== Extracted records

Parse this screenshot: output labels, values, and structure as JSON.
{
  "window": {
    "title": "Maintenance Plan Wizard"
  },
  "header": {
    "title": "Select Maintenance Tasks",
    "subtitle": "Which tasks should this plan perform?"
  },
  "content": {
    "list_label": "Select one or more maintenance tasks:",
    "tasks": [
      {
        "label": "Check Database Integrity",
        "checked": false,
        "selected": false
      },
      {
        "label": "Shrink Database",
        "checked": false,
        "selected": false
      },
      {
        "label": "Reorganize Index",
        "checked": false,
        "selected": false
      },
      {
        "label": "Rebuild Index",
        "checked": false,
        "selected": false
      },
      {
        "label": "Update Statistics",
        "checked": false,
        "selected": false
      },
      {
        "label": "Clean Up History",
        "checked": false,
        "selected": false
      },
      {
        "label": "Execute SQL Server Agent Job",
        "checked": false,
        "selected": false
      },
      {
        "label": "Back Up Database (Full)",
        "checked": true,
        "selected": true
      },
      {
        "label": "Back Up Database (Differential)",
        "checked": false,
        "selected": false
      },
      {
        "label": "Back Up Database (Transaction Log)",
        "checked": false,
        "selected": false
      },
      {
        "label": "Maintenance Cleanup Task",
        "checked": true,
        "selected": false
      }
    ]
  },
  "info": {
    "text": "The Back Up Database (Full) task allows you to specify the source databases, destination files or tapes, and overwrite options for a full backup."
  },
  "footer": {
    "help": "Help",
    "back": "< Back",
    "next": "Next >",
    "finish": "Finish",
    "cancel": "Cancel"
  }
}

====

◆ **Aim of the task**: Each line above must be reproduced exactly as it stands.

◆ **Complete answer**:
Parse this screenshot: output labels, values, and structure as JSON.
{
  "window": {
    "title": "Maintenance Plan Wizard"
  },
  "header": {
    "title": "Select Maintenance Tasks",
    "subtitle": "Which tasks should this plan perform?"
  },
  "content": {
    "list_label": "Select one or more maintenance tasks:",
    "tasks": [
      {
        "label": "Check Database Integrity",
        "checked": false,
        "selected": false
      },
      {
        "label": "Shrink Database",
        "checked": false,
        "selected": false
      },
      {
        "label": "Reorganize Index",
        "checked": false,
        "selected": false
      },
      {
        "label": "Rebuild Index",
        "checked": false,
        "selected": false
      },
      {
        "label": "Update Statistics",
        "checked": false,
        "selected": false
      },
      {
        "label": "Clean Up History",
        "checked": false,
        "selected": false
      },
      {
        "label": "Execute SQL Server Agent Job",
        "checked": false,
        "selected": false
      },
      {
        "label": "Back Up Database (Full)",
        "checked": true,
        "selected": true
      },
      {
        "label": "Back Up Database (Differential)",
        "checked": false,
        "selected": false
      },
      {
        "label": "Back Up Database (Transaction Log)",
        "checked": false,
        "selected": false
      },
      {
        "label": "Maintenance Cleanup Task",
        "checked": true,
        "selected": false
      }
    ]
  },
  "info": {
    "text": "The Back Up Database (Full) task allows you to specify the source databases, destination files or tapes, and overwrite options for a full backup."
  },
  "footer": {
    "help": "Help",
    "back": "< Back",
    "next": "Next >",
    "finish": "Finish",
    "cancel": "Cancel"
  }
}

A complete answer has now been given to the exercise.